===== Task input =====

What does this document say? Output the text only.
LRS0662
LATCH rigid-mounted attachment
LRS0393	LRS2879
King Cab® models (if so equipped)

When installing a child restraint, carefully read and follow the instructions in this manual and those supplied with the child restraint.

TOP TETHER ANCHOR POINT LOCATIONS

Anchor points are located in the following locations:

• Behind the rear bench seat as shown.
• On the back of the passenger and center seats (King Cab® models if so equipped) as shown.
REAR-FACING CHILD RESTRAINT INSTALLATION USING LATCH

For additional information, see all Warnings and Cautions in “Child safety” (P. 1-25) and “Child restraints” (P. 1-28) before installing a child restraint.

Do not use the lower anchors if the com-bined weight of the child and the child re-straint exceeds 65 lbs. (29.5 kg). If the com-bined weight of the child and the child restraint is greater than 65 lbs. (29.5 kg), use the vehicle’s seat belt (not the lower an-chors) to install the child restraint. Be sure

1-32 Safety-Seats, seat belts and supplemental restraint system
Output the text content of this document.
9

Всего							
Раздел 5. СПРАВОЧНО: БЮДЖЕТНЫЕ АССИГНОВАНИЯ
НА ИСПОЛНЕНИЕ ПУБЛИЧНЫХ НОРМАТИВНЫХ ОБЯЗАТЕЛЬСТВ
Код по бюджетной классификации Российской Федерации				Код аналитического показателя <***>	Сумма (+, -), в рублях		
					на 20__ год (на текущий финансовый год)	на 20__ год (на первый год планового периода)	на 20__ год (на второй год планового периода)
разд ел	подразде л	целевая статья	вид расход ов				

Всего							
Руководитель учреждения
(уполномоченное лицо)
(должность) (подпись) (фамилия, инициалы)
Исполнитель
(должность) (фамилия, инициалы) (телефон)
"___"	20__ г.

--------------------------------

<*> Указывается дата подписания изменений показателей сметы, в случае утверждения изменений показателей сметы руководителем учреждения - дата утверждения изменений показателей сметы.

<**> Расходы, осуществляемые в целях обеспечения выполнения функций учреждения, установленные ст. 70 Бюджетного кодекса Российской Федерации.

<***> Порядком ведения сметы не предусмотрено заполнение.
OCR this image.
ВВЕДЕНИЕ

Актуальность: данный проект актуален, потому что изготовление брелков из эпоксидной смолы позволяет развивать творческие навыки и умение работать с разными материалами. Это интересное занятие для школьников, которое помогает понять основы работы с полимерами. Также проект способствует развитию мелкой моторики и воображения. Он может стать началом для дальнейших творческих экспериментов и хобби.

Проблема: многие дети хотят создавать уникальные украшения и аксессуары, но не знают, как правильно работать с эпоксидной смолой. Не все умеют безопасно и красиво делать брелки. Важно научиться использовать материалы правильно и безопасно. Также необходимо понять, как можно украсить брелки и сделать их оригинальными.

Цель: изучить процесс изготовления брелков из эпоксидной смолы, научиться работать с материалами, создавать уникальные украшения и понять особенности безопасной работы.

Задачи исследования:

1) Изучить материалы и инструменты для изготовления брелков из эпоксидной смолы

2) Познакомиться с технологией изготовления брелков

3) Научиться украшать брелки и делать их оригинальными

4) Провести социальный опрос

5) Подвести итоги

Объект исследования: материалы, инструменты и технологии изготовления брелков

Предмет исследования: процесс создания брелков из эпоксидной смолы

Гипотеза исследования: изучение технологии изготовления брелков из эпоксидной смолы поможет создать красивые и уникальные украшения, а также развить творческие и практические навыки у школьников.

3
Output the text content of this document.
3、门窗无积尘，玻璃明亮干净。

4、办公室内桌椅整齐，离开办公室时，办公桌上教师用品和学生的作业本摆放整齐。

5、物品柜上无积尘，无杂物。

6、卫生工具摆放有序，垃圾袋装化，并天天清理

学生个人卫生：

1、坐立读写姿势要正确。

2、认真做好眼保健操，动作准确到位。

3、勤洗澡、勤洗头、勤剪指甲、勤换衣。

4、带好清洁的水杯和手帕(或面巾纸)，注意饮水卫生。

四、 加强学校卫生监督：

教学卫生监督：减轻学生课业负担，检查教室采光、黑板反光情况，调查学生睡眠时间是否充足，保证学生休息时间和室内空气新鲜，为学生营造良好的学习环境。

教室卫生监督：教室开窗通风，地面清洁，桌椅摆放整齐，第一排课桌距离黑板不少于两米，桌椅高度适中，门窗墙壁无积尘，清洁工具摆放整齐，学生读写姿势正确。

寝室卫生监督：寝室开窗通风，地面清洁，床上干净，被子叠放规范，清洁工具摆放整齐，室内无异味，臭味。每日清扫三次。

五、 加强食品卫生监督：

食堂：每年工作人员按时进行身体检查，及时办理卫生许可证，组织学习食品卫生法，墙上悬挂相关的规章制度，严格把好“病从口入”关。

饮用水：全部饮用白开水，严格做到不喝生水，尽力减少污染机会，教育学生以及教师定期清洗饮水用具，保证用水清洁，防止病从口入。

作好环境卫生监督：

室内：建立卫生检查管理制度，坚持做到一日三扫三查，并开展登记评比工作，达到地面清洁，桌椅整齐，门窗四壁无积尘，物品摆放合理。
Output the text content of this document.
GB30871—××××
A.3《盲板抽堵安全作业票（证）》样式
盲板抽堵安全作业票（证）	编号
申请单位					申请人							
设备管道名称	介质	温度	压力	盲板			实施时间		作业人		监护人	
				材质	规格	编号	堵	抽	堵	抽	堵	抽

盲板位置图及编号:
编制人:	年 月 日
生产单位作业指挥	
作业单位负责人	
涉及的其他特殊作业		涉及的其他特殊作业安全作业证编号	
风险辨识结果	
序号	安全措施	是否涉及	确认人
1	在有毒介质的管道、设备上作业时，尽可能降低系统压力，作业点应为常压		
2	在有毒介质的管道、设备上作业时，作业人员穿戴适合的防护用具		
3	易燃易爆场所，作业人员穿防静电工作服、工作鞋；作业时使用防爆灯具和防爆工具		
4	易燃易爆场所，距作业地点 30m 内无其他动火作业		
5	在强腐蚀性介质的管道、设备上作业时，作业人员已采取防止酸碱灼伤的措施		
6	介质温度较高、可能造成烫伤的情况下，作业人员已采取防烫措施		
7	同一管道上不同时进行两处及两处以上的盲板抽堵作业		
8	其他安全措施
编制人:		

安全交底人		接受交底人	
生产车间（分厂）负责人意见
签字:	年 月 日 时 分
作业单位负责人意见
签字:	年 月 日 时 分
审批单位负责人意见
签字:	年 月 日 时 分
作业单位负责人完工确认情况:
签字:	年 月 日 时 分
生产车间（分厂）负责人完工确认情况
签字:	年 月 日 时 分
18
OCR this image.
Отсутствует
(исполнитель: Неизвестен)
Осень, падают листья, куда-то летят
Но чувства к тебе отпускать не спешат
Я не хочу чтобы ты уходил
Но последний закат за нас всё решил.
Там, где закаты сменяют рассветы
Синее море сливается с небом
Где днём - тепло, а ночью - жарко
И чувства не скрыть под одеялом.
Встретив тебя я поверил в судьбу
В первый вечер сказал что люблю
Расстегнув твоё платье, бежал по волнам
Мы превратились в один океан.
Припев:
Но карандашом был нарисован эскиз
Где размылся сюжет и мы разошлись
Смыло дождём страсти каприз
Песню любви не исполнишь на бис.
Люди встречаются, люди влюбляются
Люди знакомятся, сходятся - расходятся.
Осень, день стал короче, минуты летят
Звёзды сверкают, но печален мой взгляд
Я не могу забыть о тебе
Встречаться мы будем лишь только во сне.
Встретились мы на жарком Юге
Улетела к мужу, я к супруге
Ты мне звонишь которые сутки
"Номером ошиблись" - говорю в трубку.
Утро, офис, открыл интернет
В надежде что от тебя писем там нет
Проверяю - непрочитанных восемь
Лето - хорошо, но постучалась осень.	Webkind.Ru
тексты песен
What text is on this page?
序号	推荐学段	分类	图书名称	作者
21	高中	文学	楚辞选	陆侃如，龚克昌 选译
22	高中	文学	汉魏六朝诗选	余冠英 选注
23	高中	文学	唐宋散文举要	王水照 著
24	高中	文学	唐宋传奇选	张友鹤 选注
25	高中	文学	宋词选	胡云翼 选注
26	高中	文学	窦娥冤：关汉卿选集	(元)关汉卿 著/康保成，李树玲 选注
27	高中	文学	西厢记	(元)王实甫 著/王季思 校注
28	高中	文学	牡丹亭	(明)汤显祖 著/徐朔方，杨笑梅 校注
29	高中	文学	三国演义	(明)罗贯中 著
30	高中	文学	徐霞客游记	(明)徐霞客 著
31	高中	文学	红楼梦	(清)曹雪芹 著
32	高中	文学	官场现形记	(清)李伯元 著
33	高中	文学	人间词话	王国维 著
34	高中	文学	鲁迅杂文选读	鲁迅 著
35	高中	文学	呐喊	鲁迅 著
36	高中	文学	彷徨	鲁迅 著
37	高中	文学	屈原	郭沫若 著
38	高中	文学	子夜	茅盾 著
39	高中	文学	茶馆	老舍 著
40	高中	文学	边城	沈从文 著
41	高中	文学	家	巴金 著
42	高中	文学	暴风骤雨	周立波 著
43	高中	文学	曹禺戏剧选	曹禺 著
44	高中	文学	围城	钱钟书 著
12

=====

» **Instruction**: Locate each line containing the string "清洁工具摆放整齐" and show it.

» **Correct result**:
教室卫生监督：教室开窗通风，地面清洁，桌椅摆放整齐，第一排课桌距离黑板不少于两米，桌椅高度适中，门窗墙壁无积尘，清洁工具摆放整齐，学生读写姿势正确。
寝室卫生监督：寝室开窗通风，地面清洁，床上干净，被子叠放规范，清洁工具摆放整齐，室内无异味，臭味。每日清扫三次。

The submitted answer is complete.